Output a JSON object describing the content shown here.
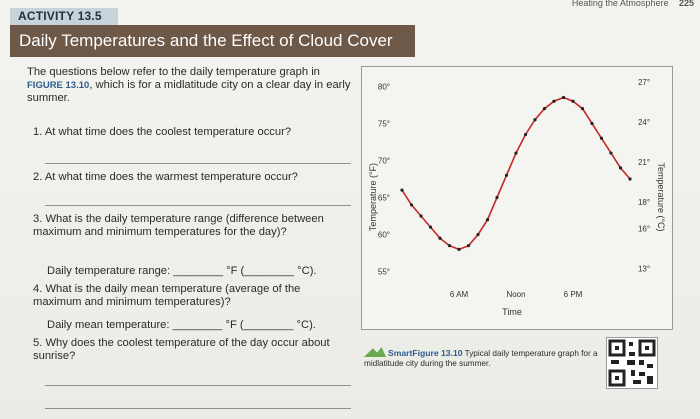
{
  "running_head": {
    "text": "Heating the Atmosphere",
    "page": "225"
  },
  "activity": "ACTIVITY 13.5",
  "title": "Daily Temperatures and the Effect of Cloud Cover",
  "intro": {
    "part1": "The questions below refer to the daily temperature graph in ",
    "figure_ref": "FIGURE 13.10",
    "part2": ", which is for a midlatitude city on a clear day in early summer."
  },
  "questions": [
    {
      "text": "1. At what time does the coolest temperature occur?"
    },
    {
      "text": "2. At what time does the warmest temperature occur?"
    },
    {
      "text": "3. What is the daily temperature range (difference between maximum and minimum temperatures for the day)?",
      "answer_label": "Daily temperature range: ________ °F (________ °C)."
    },
    {
      "text": "4. What is the daily mean temperature (average of the maximum and minimum temperatures)?",
      "answer_label": "Daily mean temperature: ________ °F (________ °C)."
    },
    {
      "text": "5. Why does the coolest temperature of the day occur about sunrise?"
    }
  ],
  "chart_data": {
    "type": "line",
    "xlabel": "Time",
    "ylabel": "Temperature (°F)",
    "y2label": "Temperature (°C)",
    "x_ticks": [
      "6 AM",
      "Noon",
      "6 PM"
    ],
    "y_ticks_f": [
      "55°",
      "60°",
      "65°",
      "70°",
      "75°",
      "80°"
    ],
    "y_ticks_c": [
      "13°",
      "16°",
      "18°",
      "21°",
      "24°",
      "27°"
    ],
    "ylim_f": [
      54,
      81
    ],
    "x_hours": [
      0,
      1,
      2,
      3,
      4,
      5,
      6,
      7,
      8,
      9,
      10,
      11,
      12,
      13,
      14,
      15,
      16,
      17,
      18,
      19,
      20,
      21,
      22,
      23,
      24
    ],
    "values_f": [
      66,
      64,
      62.5,
      61,
      59.5,
      58.5,
      58,
      58.5,
      60,
      62,
      65,
      68,
      71,
      73.5,
      75.5,
      77,
      78,
      78.5,
      78,
      77,
      75,
      73,
      71,
      69,
      67.5
    ],
    "line_color": "#c62828"
  },
  "caption": {
    "label": "SmartFigure 13.10",
    "text": " Typical daily temperature graph for a midlatitude city during the summer."
  }
}
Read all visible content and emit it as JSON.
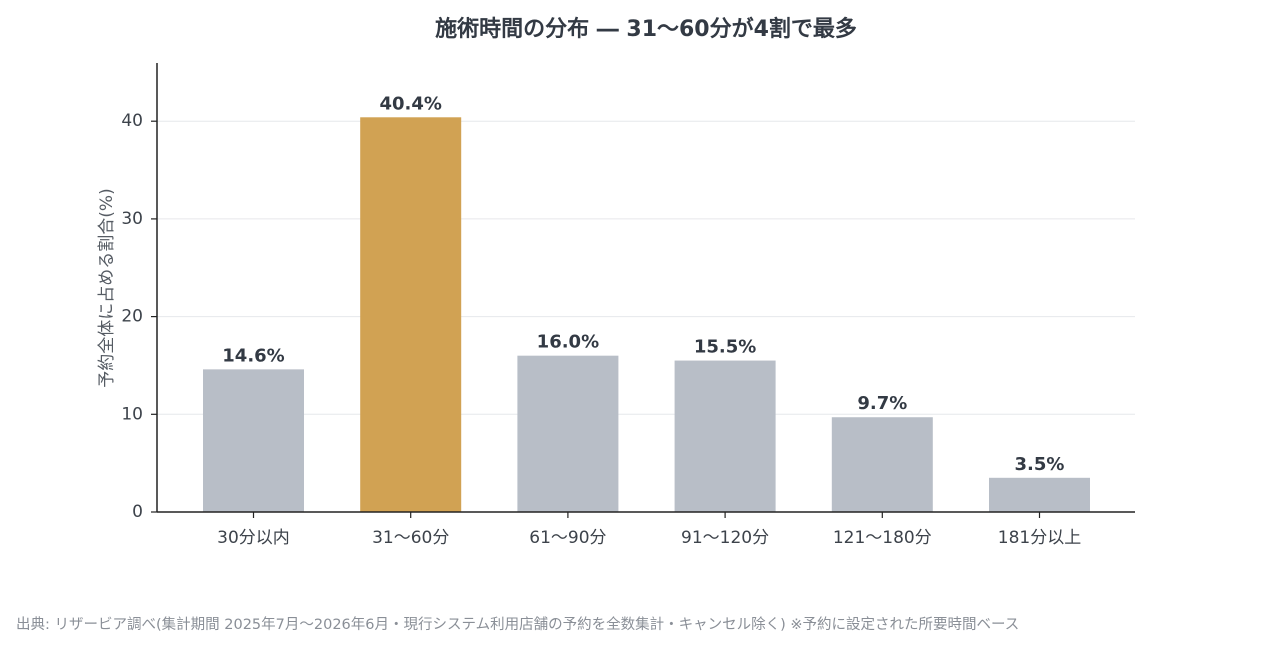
{
  "chart_data": {
    "type": "bar",
    "title": "施術時間の分布 ― 31〜60分が4割で最多",
    "ylabel": "予約全体に占める割合(%)",
    "xlabel": "",
    "categories": [
      "30分以内",
      "31〜60分",
      "61〜90分",
      "91〜120分",
      "121〜180分",
      "181分以上"
    ],
    "values": [
      14.6,
      40.4,
      16.0,
      15.5,
      9.7,
      3.5
    ],
    "value_labels": [
      "14.6%",
      "40.4%",
      "16.0%",
      "15.5%",
      "9.7%",
      "3.5%"
    ],
    "highlight_index": 1,
    "yticks": [
      0,
      10,
      20,
      30,
      40
    ],
    "ylim": [
      0,
      46
    ],
    "grid": "horizontal",
    "colors": {
      "bar": "#b8bec7",
      "highlight": "#d1a253",
      "axis": "#222222",
      "grid": "#e6e8eb"
    }
  },
  "footer": {
    "source": "出典: リザービア調べ(集計期間 2025年7月〜2026年6月・現行システム利用店舗の予約を全数集計・キャンセル除く) ※予約に設定された所要時間ベース"
  }
}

» Task to carry out: Write out exactly the lines from the one that contains "Read all visible content and emit it as JSON." through the last line of the data above, both included. Leave every picture out.

» Exercise solution:
Read all visible content and emit it as JSON.
{
  "chart_data": {
    "type": "bar",
    "title": "施術時間の分布 ― 31〜60分が4割で最多",
    "ylabel": "予約全体に占める割合(%)",
    "xlabel": "",
    "categories": [
      "30分以内",
      "31〜60分",
      "61〜90分",
      "91〜120分",
      "121〜180分",
      "181分以上"
    ],
    "values": [
      14.6,
      40.4,
      16.0,
      15.5,
      9.7,
      3.5
    ],
    "value_labels": [
      "14.6%",
      "40.4%",
      "16.0%",
      "15.5%",
      "9.7%",
      "3.5%"
    ],
    "highlight_index": 1,
    "yticks": [
      0,
      10,
      20,
      30,
      40
    ],
    "ylim": [
      0,
      46
    ],
    "grid": "horizontal",
    "colors": {
      "bar": "#b8bec7",
      "highlight": "#d1a253",
      "axis": "#222222",
      "grid": "#e6e8eb"
    }
  },
  "footer": {
    "source": "出典: リザービア調べ(集計期間 2025年7月〜2026年6月・現行システム利用店舗の予約を全数集計・キャンセル除く) ※予約に設定された所要時間ベース"
  }
}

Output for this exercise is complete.